# Input start

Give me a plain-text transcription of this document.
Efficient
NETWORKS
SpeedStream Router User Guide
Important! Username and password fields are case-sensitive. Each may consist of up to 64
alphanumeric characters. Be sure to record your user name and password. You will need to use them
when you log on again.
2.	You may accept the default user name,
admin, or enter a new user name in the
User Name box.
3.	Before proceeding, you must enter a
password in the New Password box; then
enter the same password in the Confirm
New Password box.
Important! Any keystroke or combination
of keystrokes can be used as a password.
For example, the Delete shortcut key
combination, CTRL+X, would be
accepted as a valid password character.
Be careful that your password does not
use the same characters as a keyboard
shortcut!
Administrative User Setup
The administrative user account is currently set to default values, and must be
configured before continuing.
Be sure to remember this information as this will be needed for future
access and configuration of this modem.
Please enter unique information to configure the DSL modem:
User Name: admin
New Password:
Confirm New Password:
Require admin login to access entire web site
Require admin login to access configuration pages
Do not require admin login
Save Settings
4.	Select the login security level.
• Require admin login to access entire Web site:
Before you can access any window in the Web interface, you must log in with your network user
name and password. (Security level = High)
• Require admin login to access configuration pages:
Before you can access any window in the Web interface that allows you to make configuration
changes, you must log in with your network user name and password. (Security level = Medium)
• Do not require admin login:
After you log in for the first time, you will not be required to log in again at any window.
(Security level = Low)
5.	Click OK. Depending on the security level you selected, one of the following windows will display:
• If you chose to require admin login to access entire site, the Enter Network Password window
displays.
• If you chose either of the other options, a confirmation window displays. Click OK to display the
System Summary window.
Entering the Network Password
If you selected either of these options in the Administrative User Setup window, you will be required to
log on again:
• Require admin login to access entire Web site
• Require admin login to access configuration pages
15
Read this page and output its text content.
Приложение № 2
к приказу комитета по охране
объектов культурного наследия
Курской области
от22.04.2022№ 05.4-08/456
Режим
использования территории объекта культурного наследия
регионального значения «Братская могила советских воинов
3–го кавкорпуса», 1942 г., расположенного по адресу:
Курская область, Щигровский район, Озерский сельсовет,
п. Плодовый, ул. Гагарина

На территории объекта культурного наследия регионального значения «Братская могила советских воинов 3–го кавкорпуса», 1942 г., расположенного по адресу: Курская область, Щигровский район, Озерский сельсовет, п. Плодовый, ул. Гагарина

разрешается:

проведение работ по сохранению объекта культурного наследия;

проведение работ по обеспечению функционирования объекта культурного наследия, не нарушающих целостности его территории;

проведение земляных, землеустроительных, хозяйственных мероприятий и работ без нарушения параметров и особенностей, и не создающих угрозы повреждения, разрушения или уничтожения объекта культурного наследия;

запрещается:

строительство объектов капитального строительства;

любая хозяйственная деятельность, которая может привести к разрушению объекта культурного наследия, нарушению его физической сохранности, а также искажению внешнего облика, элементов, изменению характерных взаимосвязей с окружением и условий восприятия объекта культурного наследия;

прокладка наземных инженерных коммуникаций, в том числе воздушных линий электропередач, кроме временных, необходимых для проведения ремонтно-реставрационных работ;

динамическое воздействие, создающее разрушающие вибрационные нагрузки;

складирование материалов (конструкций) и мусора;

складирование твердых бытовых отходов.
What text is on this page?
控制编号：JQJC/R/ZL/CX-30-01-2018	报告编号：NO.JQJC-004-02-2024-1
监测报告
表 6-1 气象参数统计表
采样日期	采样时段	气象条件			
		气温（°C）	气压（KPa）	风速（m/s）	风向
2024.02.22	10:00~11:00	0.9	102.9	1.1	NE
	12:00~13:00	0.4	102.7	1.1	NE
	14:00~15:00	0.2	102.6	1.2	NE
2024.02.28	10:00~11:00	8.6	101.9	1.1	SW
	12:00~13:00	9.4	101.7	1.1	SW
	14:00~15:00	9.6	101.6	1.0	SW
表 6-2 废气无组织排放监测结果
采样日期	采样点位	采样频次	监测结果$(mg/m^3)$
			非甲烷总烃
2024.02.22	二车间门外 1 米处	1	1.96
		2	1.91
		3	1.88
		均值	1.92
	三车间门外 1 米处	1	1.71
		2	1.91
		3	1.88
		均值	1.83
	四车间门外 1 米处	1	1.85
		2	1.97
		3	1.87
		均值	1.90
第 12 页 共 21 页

# Input end

Pick out the lines above that hold the string "displays" and show them.

• [Finished exercise]
displays.
• If you chose either of the other options, a confirmation window displays. Click OK to display the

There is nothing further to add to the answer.